**The request**
Pick out each line containing the string "моделі".

**Stored entries**
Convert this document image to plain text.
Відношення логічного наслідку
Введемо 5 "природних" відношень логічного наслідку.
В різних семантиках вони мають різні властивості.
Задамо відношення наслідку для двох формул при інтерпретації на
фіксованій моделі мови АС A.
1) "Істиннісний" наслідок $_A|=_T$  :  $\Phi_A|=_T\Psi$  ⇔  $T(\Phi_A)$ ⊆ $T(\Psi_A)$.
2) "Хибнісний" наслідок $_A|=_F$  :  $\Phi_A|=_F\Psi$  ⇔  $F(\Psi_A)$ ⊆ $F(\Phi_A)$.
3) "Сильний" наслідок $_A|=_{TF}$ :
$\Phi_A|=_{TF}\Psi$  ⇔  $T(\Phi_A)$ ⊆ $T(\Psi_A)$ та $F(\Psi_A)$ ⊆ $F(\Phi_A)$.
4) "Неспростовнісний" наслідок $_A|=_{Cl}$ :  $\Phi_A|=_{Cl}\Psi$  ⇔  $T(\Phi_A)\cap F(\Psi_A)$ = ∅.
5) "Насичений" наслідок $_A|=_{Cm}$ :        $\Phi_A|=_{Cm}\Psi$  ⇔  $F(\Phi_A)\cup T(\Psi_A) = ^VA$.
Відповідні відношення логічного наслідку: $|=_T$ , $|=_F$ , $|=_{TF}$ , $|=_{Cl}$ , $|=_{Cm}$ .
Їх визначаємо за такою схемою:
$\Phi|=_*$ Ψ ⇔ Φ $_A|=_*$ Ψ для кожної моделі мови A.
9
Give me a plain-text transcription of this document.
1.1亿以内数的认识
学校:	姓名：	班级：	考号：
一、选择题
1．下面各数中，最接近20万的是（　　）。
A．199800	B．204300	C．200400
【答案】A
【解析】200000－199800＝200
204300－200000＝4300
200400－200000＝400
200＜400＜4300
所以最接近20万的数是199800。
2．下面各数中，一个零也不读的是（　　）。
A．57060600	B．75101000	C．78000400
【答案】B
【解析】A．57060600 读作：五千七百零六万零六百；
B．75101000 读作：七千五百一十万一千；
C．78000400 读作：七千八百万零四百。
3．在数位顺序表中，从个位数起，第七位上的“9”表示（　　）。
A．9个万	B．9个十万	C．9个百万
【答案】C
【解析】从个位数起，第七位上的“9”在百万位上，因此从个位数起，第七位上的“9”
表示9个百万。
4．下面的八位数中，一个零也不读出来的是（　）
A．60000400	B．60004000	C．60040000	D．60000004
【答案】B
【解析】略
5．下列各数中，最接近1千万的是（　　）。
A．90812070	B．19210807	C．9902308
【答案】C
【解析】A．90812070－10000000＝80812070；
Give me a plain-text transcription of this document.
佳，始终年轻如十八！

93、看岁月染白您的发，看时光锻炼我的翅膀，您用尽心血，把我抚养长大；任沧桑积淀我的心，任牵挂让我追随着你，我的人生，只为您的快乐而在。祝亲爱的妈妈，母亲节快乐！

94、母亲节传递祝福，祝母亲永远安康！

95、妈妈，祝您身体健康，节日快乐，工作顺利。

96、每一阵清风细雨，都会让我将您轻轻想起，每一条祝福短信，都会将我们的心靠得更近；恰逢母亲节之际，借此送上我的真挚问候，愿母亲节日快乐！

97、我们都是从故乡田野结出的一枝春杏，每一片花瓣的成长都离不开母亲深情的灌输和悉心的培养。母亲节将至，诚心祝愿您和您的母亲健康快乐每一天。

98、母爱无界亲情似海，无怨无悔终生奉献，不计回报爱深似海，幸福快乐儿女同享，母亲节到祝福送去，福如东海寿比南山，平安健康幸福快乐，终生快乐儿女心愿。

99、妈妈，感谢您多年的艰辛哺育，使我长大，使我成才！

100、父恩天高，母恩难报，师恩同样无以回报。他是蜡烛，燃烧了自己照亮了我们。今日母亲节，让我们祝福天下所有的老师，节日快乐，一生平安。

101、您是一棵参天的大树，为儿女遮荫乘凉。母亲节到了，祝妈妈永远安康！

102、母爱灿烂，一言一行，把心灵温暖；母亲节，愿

--

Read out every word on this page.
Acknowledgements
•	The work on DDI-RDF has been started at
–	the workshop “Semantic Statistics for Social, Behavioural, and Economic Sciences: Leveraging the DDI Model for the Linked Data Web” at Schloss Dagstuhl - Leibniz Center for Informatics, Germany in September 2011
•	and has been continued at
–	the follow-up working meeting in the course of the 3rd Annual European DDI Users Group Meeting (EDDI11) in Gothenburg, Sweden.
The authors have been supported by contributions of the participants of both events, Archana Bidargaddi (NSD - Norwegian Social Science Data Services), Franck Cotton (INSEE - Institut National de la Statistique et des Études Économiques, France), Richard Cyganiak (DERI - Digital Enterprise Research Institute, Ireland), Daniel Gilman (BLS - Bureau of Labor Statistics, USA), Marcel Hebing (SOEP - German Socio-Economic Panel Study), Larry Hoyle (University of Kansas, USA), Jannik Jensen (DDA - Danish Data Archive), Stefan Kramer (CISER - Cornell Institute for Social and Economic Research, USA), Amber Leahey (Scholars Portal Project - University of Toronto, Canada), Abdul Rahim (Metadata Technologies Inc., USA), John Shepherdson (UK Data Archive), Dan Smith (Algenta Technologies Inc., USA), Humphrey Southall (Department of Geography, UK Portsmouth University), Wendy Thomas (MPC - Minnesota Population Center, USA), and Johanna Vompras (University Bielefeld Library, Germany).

--

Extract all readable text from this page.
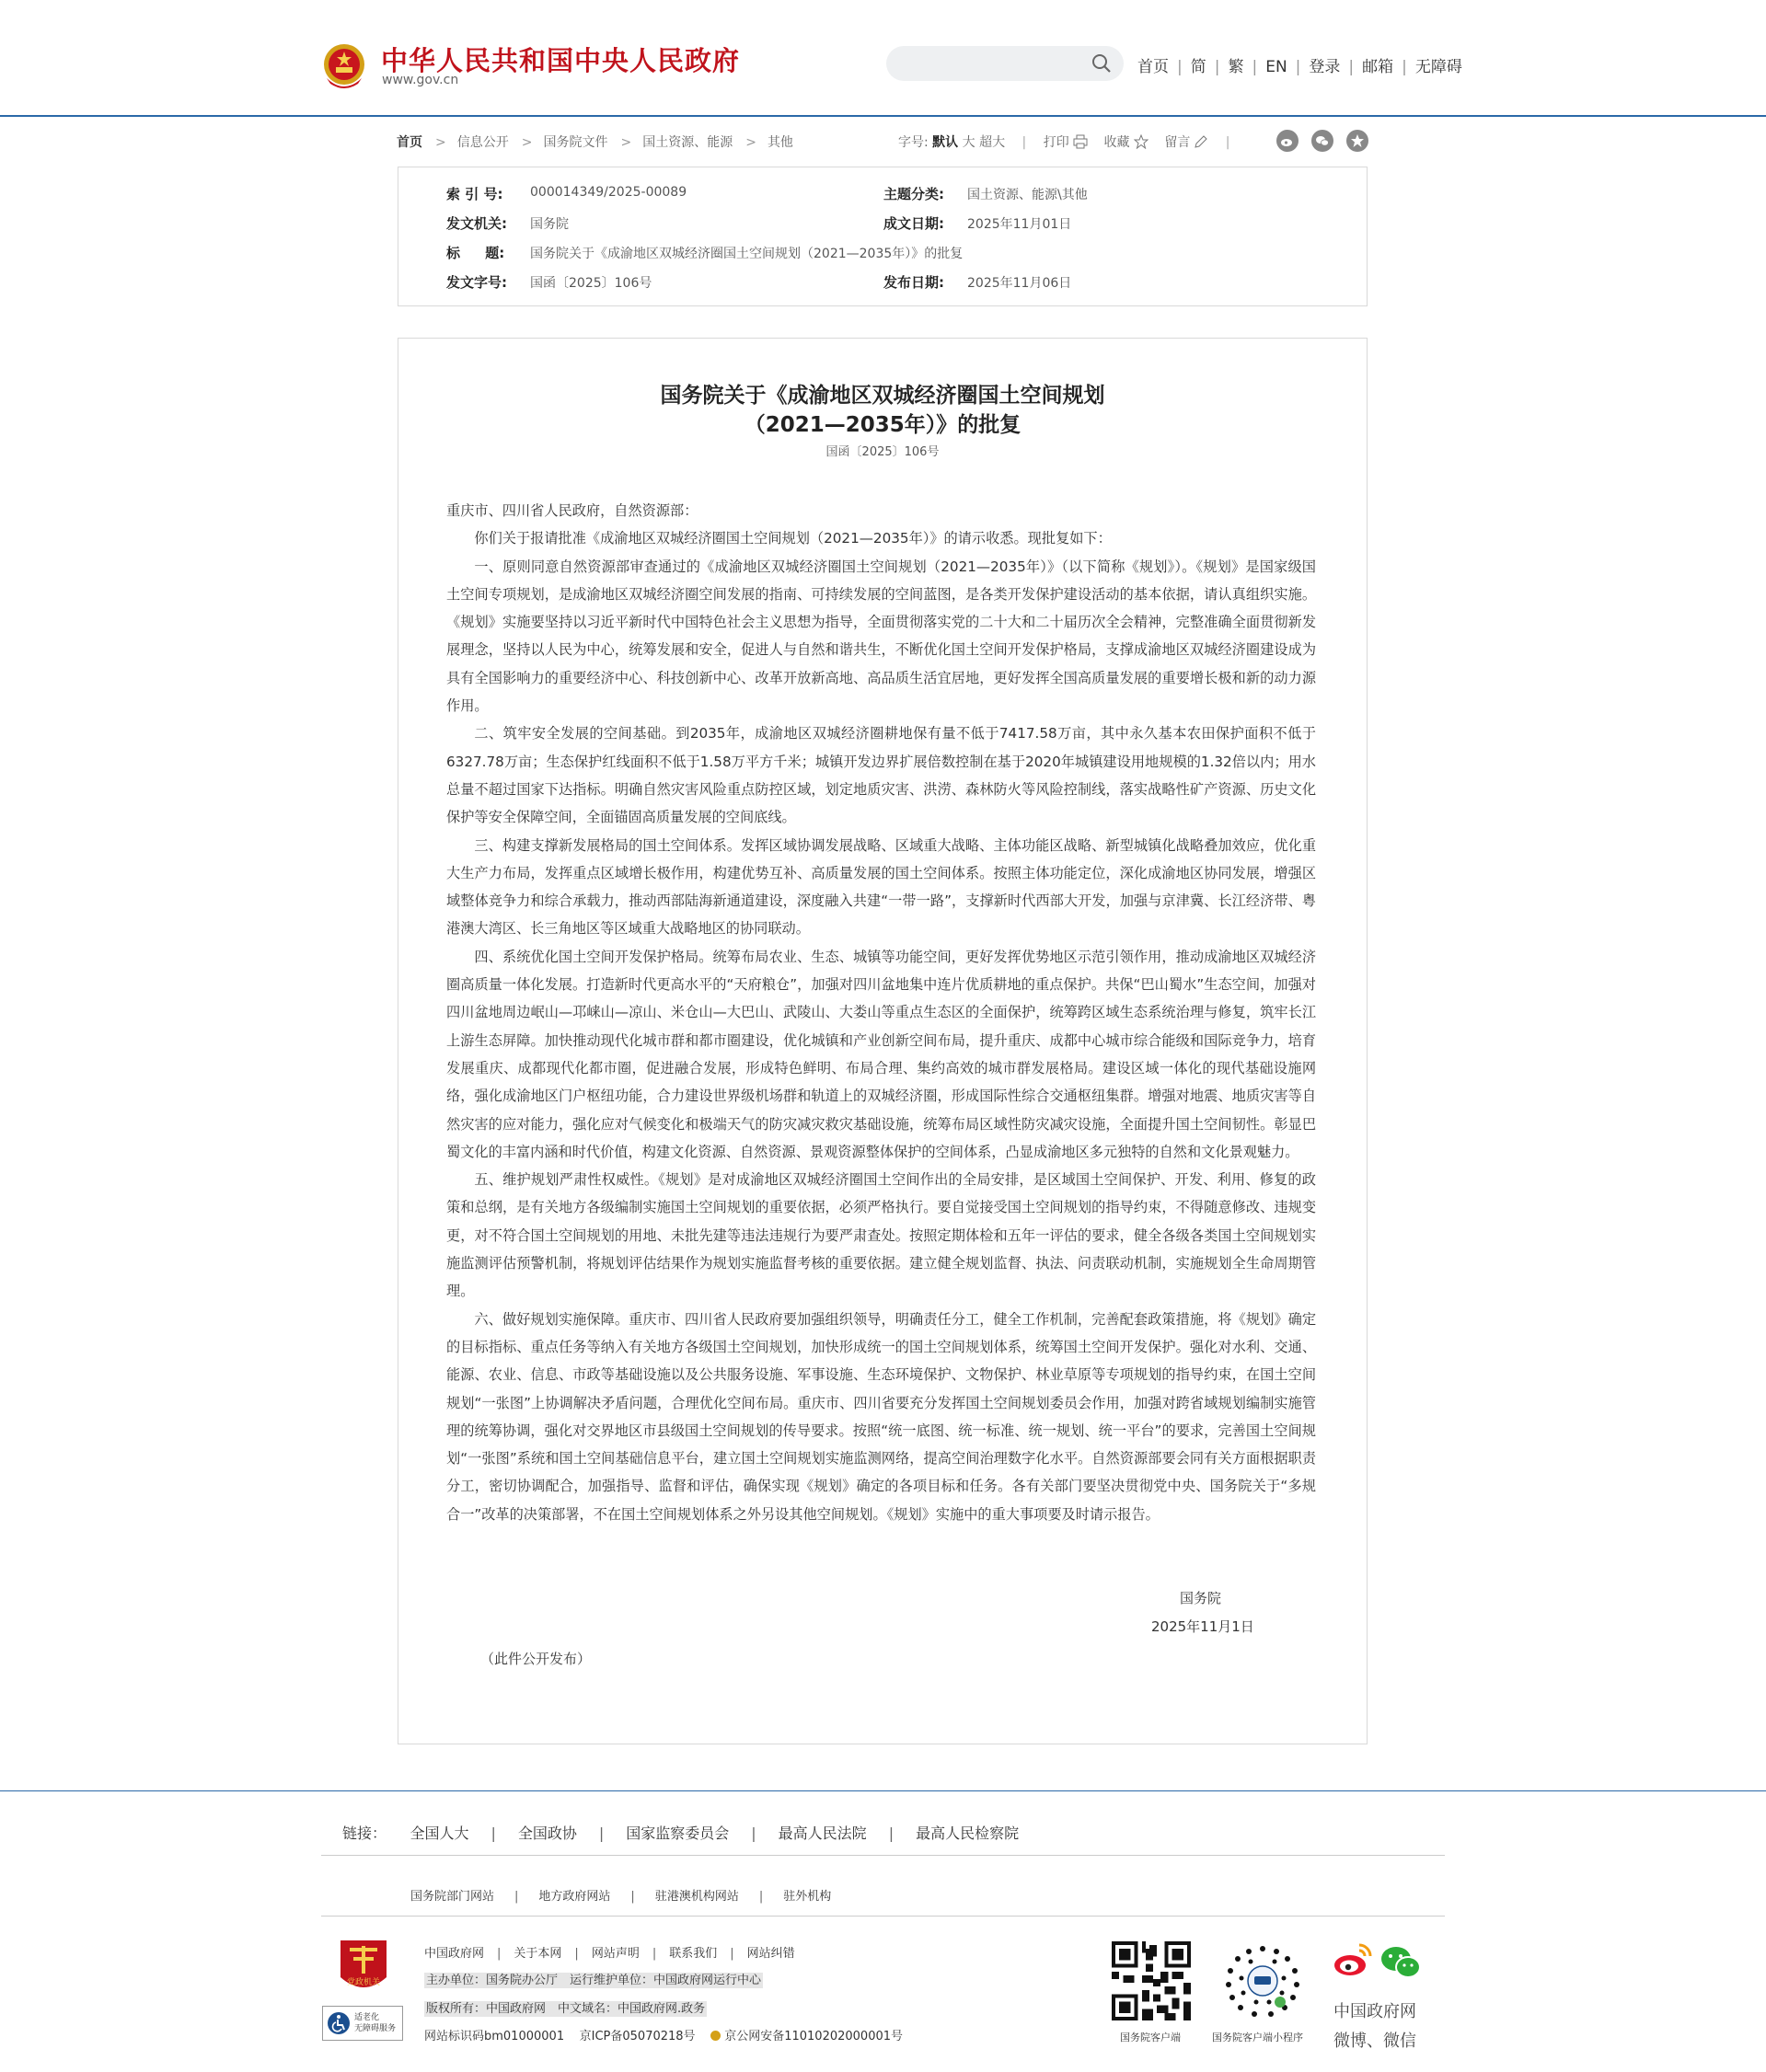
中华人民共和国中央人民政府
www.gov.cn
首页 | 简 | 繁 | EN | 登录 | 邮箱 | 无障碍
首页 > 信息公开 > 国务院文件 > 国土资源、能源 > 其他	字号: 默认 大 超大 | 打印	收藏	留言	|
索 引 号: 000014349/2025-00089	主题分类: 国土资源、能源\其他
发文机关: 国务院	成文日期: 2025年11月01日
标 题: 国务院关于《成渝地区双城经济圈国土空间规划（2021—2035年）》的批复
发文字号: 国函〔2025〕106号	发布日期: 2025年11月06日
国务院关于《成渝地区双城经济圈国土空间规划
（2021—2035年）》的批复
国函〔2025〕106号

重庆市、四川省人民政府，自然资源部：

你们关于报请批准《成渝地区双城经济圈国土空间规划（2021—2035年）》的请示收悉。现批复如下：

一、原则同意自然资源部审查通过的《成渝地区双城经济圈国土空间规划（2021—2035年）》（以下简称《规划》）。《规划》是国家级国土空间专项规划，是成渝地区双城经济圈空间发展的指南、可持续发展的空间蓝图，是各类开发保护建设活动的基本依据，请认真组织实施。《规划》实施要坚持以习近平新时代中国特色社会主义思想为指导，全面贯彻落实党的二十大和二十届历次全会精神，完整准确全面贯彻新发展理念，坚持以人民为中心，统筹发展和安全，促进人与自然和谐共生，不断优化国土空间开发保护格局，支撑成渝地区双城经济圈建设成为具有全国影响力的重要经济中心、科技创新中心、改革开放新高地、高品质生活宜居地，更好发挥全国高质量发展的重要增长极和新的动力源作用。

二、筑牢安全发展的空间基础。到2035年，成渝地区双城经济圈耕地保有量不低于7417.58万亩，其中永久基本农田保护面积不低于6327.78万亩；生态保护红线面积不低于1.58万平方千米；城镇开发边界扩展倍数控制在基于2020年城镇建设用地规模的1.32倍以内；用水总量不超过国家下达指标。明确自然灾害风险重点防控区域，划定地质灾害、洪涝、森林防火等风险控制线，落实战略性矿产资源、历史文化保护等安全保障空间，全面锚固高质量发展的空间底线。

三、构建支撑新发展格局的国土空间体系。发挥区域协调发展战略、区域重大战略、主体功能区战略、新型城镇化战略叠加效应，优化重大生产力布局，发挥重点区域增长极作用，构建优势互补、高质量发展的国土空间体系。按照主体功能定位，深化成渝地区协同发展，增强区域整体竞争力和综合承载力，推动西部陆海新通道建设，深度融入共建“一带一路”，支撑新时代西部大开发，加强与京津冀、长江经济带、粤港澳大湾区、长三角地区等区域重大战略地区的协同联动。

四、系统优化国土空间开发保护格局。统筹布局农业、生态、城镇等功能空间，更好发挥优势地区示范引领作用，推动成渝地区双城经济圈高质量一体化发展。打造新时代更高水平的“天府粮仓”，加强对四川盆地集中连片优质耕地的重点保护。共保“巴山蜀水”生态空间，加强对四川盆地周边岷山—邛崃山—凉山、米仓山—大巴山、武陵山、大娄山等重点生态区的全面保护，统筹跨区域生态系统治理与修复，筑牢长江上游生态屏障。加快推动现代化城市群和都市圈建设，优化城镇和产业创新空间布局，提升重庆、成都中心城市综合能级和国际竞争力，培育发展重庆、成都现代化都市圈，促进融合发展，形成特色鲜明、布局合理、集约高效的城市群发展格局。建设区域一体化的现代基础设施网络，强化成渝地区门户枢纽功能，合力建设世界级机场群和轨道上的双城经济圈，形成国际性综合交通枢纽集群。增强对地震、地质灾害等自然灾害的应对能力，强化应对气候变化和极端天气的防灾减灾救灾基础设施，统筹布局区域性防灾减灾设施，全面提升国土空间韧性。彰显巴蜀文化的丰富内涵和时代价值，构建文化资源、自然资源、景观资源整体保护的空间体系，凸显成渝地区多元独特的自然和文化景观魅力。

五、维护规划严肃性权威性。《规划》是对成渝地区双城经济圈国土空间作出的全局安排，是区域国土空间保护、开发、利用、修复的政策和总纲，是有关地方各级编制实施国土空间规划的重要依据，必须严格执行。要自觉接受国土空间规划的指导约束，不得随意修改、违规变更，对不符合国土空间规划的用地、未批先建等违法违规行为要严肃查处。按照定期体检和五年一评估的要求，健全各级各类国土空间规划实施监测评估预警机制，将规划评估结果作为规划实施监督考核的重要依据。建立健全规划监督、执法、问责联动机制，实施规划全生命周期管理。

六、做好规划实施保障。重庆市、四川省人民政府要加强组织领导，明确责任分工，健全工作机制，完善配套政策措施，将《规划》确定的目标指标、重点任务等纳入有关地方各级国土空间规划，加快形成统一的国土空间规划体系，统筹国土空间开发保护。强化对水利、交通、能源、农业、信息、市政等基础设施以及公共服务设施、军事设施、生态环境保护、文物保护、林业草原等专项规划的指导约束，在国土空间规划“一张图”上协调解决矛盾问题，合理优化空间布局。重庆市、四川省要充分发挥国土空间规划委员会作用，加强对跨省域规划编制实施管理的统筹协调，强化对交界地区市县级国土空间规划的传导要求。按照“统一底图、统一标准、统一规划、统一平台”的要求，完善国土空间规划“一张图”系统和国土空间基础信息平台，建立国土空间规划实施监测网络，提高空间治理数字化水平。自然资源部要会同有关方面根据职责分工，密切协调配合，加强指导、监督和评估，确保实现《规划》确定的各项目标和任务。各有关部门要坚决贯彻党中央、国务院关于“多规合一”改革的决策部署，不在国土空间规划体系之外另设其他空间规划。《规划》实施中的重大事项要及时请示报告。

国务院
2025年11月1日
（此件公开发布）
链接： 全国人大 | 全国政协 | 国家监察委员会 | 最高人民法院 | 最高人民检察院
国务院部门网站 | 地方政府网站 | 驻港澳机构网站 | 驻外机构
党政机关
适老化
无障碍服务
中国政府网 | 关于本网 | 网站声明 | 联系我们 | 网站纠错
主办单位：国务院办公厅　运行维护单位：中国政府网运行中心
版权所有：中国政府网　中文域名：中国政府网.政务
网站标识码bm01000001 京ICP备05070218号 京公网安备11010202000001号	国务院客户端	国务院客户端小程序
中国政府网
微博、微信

**Response**
фіксованій моделі мови АС A.
$\Phi|=_*$ Ψ ⇔ Φ $_A|=_*$ Ψ для кожної моделі мови A.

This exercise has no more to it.